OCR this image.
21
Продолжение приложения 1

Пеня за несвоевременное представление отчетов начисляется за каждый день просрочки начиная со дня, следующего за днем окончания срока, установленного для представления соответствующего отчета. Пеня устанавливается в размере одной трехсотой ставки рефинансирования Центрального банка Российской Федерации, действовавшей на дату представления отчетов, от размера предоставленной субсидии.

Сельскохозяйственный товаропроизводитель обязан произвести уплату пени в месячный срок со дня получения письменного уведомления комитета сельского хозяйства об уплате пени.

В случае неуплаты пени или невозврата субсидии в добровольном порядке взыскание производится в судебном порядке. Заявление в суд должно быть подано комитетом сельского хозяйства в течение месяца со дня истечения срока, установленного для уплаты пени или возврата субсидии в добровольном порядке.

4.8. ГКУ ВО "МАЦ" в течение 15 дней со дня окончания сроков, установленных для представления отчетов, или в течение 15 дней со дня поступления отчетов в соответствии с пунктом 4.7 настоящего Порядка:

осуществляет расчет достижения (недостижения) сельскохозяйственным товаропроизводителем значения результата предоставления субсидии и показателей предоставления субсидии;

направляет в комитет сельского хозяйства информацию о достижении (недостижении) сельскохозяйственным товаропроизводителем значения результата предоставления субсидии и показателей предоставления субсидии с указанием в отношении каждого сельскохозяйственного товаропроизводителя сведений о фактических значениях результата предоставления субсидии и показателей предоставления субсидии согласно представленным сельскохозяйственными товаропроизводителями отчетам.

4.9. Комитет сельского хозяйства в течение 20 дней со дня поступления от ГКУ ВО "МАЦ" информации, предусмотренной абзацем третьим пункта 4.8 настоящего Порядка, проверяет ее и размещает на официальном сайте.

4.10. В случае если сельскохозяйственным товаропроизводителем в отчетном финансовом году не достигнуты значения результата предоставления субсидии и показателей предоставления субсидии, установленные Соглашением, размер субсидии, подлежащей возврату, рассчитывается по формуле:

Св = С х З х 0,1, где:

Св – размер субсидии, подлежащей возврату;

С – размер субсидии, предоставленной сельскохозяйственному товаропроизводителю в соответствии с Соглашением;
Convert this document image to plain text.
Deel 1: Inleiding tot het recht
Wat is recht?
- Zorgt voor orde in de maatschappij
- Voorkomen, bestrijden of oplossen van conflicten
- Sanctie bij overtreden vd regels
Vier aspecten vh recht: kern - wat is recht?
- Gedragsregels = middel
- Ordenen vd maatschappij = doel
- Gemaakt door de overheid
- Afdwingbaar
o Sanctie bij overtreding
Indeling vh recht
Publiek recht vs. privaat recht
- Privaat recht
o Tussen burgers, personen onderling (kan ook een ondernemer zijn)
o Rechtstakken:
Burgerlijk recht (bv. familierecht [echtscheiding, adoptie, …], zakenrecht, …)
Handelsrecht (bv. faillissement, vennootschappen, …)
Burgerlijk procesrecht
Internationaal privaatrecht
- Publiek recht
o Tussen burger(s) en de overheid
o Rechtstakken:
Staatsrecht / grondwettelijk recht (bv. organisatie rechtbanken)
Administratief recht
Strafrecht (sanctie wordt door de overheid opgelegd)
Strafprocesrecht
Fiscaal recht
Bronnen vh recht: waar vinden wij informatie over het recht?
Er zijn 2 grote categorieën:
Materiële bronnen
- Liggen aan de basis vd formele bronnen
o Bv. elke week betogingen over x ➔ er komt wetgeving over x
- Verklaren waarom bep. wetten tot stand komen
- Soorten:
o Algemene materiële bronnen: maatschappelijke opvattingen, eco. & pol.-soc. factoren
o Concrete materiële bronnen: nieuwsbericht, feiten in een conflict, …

> **The request**
Go through the material above and copy each line that has the word "image".

> **Solved exercise**
OCR this image.
Convert this document image to plain text.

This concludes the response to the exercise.